§ Dataset extract:
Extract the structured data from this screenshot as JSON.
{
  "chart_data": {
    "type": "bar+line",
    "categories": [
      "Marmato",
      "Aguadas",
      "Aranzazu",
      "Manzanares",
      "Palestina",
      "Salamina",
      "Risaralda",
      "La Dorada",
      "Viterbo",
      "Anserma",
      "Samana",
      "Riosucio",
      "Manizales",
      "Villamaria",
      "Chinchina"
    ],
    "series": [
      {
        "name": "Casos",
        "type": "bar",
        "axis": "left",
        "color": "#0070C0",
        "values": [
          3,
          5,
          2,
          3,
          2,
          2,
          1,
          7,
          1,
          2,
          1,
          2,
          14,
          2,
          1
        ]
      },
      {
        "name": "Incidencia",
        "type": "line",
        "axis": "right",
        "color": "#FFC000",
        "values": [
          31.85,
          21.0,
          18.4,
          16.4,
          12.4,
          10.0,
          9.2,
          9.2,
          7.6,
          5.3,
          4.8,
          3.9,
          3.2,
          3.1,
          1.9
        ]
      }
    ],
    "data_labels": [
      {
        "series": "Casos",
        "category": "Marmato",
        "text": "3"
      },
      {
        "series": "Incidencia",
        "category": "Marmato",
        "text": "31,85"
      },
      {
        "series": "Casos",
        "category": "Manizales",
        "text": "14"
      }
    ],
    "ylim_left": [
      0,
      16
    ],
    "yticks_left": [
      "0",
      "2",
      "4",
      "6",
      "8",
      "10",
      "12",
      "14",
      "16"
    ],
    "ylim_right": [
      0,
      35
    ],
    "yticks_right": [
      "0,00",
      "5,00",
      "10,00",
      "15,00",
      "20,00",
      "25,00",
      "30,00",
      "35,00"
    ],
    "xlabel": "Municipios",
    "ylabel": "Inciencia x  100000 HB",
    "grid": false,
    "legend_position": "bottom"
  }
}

§ Exercise goal: Restate the data above word for word.

§ Exercise output:
Extract the structured data from this screenshot as JSON.
{
  "chart_data": {
    "type": "bar+line",
    "categories": [
      "Marmato",
      "Aguadas",
      "Aranzazu",
      "Manzanares",
      "Palestina",
      "Salamina",
      "Risaralda",
      "La Dorada",
      "Viterbo",
      "Anserma",
      "Samana",
      "Riosucio",
      "Manizales",
      "Villamaria",
      "Chinchina"
    ],
    "series": [
      {
        "name": "Casos",
        "type": "bar",
        "axis": "left",
        "color": "#0070C0",
        "values": [
          3,
          5,
          2,
          3,
          2,
          2,
          1,
          7,
          1,
          2,
          1,
          2,
          14,
          2,
          1
        ]
      },
      {
        "name": "Incidencia",
        "type": "line",
        "axis": "right",
        "color": "#FFC000",
        "values": [
          31.85,
          21.0,
          18.4,
          16.4,
          12.4,
          10.0,
          9.2,
          9.2,
          7.6,
          5.3,
          4.8,
          3.9,
          3.2,
          3.1,
          1.9
        ]
      }
    ],
    "data_labels": [
      {
        "series": "Casos",
        "category": "Marmato",
        "text": "3"
      },
      {
        "series": "Incidencia",
        "category": "Marmato",
        "text": "31,85"
      },
      {
        "series": "Casos",
        "category": "Manizales",
        "text": "14"
      }
    ],
    "ylim_left": [
      0,
      16
    ],
    "yticks_left": [
      "0",
      "2",
      "4",
      "6",
      "8",
      "10",
      "12",
      "14",
      "16"
    ],
    "ylim_right": [
      0,
      35
    ],
    "yticks_right": [
      "0,00",
      "5,00",
      "10,00",
      "15,00",
      "20,00",
      "25,00",
      "30,00",
      "35,00"
    ],
    "xlabel": "Municipios",
    "ylabel": "Inciencia x  100000 HB",
    "grid": false,
    "legend_position": "bottom"
  }
}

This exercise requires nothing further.